Problem statement: Throughout the entries below, report every line where "Suriname" is found.

(Records from a dataset)
==================================================

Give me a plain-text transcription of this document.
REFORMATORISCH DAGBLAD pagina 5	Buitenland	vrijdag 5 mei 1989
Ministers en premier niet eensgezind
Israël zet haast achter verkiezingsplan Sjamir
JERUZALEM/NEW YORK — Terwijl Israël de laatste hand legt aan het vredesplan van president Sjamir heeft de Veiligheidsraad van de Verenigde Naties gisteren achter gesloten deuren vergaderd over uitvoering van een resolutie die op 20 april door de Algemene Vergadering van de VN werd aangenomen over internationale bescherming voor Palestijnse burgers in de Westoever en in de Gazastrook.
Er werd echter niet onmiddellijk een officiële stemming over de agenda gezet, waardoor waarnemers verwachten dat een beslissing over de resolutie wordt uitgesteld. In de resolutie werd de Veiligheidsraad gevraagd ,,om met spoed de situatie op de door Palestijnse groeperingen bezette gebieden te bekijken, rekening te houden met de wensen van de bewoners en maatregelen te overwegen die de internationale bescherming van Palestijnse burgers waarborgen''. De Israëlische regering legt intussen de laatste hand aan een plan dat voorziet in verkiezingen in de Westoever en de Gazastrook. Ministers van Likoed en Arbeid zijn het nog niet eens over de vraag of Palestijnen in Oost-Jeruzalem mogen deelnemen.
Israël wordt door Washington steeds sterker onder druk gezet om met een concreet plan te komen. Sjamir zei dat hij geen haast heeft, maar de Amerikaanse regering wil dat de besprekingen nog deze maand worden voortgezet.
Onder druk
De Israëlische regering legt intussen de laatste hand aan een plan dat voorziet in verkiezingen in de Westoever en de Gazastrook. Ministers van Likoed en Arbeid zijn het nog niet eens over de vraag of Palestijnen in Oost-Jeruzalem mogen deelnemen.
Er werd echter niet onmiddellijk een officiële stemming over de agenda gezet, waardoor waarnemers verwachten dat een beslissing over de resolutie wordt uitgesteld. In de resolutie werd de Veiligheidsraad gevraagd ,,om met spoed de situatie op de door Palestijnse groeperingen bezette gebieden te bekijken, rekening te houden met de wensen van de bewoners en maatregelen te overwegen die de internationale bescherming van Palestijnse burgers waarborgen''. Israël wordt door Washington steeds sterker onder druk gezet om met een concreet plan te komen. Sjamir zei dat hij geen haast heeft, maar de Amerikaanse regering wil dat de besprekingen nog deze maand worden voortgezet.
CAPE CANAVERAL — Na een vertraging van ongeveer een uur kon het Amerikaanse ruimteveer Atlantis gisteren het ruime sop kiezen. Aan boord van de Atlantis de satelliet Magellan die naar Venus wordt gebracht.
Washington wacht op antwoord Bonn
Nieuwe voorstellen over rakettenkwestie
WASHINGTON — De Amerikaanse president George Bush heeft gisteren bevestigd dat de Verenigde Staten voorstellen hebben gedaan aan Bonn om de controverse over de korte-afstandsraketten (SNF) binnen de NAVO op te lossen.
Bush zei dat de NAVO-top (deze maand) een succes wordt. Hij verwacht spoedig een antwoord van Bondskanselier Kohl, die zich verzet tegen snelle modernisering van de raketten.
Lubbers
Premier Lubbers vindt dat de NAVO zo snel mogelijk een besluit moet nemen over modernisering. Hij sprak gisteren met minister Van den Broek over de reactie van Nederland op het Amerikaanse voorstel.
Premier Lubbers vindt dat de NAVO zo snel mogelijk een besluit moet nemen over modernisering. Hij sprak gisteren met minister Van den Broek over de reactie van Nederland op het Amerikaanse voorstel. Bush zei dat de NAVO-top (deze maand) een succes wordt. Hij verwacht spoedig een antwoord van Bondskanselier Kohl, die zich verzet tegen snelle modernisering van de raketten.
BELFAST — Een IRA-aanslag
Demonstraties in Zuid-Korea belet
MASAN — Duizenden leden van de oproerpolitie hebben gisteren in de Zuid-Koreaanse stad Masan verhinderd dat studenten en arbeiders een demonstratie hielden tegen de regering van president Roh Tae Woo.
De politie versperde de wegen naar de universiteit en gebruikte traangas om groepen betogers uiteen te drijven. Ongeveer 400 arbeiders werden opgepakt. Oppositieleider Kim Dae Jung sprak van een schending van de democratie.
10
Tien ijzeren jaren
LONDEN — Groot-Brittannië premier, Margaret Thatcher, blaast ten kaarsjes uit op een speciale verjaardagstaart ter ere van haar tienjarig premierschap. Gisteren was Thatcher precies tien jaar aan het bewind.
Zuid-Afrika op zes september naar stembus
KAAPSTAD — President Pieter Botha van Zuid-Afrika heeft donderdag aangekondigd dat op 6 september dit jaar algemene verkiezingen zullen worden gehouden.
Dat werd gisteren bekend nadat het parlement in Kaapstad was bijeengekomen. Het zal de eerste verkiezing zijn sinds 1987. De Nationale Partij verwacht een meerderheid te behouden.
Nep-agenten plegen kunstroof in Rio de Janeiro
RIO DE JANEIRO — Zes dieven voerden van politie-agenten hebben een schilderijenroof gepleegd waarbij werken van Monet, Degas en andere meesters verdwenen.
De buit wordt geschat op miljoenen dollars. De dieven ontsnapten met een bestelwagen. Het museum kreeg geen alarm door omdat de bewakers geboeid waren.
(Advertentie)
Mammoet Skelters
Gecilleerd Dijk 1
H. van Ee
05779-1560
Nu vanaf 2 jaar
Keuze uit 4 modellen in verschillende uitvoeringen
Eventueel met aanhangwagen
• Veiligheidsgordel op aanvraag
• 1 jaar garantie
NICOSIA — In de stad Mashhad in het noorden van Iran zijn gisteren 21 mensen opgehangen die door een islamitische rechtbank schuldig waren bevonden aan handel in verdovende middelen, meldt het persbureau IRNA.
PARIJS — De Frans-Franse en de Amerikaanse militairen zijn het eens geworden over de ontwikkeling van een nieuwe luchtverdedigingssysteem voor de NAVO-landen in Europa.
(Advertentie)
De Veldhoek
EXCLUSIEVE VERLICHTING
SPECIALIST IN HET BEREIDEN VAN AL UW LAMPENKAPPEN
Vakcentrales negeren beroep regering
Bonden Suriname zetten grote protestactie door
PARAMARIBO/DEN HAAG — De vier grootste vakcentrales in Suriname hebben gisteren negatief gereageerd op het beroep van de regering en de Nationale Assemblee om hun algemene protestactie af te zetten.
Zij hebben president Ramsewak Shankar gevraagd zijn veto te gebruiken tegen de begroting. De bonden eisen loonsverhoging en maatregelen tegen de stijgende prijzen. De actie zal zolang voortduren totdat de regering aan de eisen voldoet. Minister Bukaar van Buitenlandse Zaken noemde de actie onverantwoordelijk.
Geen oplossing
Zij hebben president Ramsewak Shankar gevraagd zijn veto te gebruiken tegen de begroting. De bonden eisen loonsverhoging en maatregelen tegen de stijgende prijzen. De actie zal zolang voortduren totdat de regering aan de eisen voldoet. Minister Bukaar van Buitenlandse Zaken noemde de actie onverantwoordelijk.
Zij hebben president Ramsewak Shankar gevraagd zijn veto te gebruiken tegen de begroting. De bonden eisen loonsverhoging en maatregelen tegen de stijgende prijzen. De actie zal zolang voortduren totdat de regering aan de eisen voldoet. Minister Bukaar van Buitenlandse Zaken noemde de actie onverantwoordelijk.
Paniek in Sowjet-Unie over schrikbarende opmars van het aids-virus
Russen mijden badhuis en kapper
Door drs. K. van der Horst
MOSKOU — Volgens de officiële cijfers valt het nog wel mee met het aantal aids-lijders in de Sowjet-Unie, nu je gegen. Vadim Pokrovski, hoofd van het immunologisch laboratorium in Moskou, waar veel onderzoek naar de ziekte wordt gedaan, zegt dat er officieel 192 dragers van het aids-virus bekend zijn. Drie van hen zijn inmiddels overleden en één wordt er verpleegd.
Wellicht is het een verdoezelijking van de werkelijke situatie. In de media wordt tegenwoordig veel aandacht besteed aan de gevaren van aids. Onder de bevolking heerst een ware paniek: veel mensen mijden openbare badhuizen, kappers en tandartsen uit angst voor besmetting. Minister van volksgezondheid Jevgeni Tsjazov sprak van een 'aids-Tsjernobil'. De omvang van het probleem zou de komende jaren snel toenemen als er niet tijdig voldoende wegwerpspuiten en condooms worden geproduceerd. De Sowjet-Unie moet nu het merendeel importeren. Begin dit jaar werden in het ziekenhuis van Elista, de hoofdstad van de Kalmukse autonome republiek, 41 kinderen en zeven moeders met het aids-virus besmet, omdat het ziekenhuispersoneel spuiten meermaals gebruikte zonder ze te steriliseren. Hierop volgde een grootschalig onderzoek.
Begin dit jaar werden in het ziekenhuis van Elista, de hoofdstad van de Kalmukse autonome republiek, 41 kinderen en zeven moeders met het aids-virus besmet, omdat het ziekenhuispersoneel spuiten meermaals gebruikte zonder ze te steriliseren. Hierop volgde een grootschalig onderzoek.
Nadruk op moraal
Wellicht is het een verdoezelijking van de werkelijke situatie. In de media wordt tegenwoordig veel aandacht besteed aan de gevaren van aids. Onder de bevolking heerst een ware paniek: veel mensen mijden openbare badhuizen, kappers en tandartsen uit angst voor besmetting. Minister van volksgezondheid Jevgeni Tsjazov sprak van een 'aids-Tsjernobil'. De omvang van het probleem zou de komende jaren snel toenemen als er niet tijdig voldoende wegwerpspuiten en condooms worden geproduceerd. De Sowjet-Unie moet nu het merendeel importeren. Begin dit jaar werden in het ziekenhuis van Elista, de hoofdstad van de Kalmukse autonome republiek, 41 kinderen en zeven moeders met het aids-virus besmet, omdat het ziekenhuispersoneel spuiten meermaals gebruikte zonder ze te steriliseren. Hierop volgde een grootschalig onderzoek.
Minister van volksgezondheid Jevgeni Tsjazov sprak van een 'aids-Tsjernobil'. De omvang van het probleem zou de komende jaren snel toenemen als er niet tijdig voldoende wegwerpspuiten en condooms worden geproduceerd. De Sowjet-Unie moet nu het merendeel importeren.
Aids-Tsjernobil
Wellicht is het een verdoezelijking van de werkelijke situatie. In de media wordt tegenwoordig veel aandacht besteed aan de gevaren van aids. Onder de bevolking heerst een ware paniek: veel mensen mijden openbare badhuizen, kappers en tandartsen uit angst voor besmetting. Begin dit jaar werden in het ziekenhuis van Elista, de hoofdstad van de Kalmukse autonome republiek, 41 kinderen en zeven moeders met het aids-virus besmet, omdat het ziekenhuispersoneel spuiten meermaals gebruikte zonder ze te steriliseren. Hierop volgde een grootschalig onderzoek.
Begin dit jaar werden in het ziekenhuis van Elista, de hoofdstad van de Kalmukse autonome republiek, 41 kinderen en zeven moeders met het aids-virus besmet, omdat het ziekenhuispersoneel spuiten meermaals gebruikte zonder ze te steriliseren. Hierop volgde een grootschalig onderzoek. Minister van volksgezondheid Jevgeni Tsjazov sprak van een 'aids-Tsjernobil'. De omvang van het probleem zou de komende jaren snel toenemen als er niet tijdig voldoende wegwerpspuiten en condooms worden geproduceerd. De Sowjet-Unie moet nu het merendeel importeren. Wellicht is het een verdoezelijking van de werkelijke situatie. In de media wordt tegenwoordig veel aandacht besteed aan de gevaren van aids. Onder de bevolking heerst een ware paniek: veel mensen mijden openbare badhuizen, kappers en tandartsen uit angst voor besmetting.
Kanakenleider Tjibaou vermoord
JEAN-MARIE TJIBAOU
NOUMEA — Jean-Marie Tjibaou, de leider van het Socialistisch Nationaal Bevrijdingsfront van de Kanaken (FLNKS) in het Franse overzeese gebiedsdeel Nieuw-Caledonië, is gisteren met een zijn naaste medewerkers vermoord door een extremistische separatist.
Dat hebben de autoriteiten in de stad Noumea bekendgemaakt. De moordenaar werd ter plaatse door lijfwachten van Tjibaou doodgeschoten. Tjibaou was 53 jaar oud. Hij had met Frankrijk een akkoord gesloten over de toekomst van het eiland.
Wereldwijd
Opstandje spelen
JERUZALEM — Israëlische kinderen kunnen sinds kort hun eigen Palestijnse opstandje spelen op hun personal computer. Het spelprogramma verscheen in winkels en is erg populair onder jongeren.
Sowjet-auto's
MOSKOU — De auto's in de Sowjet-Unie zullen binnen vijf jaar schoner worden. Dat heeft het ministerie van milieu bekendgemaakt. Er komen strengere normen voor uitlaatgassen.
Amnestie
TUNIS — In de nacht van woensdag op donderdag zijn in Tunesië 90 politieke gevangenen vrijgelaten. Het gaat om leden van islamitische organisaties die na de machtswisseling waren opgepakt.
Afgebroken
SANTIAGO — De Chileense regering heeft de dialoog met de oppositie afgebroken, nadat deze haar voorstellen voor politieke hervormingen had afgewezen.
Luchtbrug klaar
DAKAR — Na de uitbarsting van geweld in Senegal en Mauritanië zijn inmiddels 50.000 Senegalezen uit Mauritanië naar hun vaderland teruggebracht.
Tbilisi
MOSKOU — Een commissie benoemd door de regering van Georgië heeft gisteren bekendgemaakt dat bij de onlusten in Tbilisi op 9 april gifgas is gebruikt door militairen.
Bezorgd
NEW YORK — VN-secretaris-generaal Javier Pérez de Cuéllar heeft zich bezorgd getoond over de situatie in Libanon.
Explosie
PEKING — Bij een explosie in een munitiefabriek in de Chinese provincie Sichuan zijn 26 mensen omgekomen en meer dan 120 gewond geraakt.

==================================================

Response to this exercise:
Bonden Suriname zetten grote protestactie door
PARAMARIBO/DEN HAAG — De vier grootste vakcentrales in Suriname hebben gisteren negatief gereageerd op het beroep van de regering en de Nationale Assemblee om hun algemene protestactie af te zetten.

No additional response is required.